Supplied data:
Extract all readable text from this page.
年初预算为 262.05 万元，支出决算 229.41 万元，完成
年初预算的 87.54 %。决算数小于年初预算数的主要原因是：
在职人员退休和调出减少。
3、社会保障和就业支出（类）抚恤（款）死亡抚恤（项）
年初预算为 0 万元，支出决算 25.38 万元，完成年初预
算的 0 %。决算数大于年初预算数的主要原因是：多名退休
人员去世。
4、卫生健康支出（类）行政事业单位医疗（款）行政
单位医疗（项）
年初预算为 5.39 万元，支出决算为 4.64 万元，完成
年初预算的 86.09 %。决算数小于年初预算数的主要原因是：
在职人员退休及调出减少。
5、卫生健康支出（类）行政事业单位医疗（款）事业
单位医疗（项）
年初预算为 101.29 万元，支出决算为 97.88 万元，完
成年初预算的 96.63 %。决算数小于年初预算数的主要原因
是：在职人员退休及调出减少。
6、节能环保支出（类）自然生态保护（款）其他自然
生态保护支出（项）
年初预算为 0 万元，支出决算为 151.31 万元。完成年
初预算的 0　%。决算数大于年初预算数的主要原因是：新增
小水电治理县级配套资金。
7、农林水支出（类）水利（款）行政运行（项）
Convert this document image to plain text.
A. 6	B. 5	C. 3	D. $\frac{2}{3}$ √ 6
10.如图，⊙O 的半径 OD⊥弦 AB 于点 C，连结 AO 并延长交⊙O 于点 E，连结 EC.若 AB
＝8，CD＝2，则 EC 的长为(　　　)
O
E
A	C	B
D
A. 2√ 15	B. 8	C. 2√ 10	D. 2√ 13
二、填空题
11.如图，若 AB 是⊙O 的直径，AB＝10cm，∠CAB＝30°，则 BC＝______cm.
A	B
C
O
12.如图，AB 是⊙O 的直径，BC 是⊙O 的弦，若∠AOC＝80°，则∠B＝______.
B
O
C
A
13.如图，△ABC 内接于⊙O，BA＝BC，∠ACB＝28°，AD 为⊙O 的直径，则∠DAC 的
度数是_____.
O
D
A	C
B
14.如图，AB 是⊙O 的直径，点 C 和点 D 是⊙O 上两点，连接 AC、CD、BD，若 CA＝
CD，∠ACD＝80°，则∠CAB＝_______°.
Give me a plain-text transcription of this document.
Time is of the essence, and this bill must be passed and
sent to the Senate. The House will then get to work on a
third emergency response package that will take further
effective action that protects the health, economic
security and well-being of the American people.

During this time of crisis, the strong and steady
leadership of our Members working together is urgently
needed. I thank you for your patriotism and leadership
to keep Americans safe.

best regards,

Work to complete:
Repeat exactly, and only, the lines of the records above, starting with the line that contains "Give me a plain-text" and ending with the final line, both included.

Solution for this exercise:
Give me a plain-text transcription of this document.
Time is of the essence, and this bill must be passed and
sent to the Senate. The House will then get to work on a
third emergency response package that will take further
effective action that protects the health, economic
security and well-being of the American people.

During this time of crisis, the strong and steady
leadership of our Members working together is urgently
needed. I thank you for your patriotism and leadership
to keep Americans safe.

best regards,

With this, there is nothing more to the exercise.